Part of a data file:
╭──
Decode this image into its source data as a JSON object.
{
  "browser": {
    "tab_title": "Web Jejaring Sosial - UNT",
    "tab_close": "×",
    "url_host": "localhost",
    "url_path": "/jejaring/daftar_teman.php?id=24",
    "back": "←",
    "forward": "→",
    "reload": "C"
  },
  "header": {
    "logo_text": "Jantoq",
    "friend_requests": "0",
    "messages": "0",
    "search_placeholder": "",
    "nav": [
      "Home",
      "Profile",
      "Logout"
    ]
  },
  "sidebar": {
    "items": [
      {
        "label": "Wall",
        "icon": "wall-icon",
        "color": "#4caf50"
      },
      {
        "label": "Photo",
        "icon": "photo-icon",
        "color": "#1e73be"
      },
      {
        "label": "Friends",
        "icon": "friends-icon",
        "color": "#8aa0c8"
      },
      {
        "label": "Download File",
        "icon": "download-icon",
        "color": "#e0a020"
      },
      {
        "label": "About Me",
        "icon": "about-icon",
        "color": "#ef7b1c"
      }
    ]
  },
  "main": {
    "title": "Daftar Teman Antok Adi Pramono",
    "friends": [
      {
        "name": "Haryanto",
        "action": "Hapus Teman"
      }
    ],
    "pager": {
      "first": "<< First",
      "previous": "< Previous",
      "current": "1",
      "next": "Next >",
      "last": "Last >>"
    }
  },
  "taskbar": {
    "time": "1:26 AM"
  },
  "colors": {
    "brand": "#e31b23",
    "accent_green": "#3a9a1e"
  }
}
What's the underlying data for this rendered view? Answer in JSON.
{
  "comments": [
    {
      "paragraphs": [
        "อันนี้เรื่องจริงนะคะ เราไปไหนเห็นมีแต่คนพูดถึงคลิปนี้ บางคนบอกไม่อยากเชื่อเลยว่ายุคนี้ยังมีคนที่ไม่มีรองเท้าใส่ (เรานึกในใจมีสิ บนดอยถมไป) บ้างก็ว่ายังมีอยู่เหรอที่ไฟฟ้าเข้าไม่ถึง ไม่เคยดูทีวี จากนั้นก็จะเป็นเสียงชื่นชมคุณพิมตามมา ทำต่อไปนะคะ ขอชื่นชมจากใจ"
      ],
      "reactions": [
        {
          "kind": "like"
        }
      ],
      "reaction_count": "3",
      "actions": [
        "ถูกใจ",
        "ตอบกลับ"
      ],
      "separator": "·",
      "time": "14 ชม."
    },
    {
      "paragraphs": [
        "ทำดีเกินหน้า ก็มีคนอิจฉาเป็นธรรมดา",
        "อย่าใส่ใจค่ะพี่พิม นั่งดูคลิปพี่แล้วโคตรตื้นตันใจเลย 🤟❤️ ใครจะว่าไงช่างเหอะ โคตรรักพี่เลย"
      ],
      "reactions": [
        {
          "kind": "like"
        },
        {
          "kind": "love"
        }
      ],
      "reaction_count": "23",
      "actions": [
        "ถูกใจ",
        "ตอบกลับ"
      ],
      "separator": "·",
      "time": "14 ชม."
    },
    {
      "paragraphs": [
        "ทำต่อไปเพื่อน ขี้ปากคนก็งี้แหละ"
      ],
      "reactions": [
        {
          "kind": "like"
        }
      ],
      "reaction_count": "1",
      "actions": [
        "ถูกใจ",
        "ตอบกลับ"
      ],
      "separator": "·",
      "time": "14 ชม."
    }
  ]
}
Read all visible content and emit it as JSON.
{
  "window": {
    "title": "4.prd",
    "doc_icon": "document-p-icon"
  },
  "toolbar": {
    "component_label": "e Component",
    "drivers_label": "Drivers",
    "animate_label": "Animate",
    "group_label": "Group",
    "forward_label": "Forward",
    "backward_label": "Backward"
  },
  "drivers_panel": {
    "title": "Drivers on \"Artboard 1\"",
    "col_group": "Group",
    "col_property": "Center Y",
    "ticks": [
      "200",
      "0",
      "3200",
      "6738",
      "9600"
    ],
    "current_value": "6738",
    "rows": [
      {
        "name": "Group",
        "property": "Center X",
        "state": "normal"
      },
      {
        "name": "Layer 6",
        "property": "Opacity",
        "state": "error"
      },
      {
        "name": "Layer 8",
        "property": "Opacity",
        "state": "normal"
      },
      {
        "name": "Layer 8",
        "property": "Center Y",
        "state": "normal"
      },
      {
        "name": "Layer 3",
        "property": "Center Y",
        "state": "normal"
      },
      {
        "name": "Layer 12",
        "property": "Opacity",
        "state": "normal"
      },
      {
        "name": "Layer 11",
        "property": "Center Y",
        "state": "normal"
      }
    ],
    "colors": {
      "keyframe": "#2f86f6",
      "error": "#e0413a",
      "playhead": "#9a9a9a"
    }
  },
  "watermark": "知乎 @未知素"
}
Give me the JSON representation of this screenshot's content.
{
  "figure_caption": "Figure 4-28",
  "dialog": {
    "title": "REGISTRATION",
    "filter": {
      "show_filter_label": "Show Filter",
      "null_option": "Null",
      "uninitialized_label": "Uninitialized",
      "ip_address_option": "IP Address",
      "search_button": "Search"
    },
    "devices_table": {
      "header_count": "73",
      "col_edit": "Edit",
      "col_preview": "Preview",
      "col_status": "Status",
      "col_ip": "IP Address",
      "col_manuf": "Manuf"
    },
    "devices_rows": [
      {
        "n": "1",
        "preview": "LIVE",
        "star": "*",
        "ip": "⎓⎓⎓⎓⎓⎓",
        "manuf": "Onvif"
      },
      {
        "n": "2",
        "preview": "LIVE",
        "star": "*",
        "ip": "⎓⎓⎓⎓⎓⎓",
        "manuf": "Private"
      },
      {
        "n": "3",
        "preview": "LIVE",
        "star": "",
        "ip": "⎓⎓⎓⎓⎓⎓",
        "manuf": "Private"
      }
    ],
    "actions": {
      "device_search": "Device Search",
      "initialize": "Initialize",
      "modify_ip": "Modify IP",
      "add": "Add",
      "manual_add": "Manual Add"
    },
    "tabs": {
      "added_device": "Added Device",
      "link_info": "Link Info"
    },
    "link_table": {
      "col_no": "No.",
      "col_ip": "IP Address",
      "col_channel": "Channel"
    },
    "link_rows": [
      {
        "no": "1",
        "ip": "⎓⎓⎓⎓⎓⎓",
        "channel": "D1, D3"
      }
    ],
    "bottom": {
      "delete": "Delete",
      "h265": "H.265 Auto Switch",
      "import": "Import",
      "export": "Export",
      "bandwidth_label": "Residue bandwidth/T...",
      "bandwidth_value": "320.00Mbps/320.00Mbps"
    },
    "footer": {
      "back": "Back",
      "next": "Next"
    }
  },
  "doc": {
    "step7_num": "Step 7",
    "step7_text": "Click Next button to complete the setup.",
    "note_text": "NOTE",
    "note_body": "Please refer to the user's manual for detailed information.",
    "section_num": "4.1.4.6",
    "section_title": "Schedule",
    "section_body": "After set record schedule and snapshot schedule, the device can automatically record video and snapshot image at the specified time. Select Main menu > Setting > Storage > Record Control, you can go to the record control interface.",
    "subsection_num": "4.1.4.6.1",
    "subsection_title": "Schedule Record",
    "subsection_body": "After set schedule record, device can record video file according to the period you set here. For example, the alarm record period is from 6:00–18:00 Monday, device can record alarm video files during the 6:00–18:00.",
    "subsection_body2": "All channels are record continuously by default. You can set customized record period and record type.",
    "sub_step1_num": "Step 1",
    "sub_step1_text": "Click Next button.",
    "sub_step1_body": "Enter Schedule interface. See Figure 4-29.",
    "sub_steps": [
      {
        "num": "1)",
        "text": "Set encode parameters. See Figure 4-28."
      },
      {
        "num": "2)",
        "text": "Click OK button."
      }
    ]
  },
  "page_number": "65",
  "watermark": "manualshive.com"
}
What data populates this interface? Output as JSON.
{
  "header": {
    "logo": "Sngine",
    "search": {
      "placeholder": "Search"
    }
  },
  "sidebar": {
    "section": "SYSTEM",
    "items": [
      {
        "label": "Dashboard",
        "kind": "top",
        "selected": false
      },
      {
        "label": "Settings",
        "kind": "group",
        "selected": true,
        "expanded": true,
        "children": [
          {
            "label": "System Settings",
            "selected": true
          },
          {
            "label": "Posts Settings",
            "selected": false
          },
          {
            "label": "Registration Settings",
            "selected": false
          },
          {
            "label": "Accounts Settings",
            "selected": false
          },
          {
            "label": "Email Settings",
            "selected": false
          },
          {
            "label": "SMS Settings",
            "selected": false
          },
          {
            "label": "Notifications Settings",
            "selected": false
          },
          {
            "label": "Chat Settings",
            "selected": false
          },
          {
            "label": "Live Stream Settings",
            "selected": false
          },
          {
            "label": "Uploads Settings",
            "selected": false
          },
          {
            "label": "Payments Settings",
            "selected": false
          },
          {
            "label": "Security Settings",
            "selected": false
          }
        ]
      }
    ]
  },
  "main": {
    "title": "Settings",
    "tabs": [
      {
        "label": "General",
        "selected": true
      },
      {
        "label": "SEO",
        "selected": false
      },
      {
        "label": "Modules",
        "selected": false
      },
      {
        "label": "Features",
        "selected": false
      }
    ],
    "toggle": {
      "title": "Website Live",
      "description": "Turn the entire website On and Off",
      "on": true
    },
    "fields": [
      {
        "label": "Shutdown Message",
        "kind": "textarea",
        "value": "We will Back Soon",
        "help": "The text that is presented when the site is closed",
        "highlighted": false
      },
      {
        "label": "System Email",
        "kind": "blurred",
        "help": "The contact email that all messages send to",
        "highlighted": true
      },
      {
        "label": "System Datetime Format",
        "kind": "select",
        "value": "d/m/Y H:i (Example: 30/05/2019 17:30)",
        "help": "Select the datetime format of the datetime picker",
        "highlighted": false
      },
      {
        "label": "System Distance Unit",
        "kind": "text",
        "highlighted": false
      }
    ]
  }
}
╰──
* PROBLEM DETAILS *
Within the listing above, find every line containing the string "video" and return it.

* EXERCISE RESPONSE *
    "section_body": "After set record schedule and snapshot schedule, the device can automatically record video and snapshot image at the specified time. Select Main menu > Setting > Storage > Record Control, you can go to the record control interface.",
    "subsection_body": "After set schedule record, device can record video file according to the period you set here. For example, the alarm record period is from 6:00–18:00 Monday, device can record alarm video files during the 6:00–18:00.",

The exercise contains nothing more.